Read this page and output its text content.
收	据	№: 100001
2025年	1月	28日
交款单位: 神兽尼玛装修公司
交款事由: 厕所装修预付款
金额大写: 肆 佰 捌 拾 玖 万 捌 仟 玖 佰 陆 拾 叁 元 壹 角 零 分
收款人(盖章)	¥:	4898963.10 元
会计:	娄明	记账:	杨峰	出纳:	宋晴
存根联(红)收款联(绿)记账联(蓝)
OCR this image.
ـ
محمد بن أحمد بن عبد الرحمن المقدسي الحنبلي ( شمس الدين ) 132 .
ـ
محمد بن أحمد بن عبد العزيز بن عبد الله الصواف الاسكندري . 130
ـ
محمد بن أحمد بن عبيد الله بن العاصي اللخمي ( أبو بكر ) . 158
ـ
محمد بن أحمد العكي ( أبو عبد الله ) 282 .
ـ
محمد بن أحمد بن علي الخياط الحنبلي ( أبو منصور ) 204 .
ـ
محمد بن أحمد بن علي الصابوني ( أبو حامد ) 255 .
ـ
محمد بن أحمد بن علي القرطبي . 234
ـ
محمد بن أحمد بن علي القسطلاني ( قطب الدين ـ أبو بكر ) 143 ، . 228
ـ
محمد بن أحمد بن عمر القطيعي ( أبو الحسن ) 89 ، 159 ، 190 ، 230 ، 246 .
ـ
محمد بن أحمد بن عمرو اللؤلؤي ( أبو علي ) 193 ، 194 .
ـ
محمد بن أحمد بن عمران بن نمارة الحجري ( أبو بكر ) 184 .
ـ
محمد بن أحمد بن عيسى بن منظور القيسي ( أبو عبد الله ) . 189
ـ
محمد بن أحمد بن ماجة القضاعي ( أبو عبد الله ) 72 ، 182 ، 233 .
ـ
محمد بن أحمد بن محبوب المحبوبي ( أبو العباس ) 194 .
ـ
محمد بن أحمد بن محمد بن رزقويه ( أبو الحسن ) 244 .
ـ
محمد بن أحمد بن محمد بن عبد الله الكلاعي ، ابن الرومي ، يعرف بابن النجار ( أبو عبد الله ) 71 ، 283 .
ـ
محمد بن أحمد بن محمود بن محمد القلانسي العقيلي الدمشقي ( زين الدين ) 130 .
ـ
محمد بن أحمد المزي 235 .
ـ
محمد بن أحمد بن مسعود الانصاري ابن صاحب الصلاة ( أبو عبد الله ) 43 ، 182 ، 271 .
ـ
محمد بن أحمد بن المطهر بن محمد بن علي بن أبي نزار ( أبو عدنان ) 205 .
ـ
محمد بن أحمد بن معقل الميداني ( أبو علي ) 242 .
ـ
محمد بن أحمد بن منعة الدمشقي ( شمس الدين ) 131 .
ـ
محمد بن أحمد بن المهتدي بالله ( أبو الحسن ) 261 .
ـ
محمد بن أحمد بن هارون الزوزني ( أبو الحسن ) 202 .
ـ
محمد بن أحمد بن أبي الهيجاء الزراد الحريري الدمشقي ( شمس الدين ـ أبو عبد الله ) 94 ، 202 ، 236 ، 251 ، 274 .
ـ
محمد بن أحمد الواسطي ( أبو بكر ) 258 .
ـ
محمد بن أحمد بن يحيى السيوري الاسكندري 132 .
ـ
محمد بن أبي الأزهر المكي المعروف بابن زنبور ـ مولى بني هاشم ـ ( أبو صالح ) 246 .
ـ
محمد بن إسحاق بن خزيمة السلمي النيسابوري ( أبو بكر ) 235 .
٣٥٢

________________________

State how many lines in the entries above include the word "بابن"; reply with the number alone.

Correct answer => 2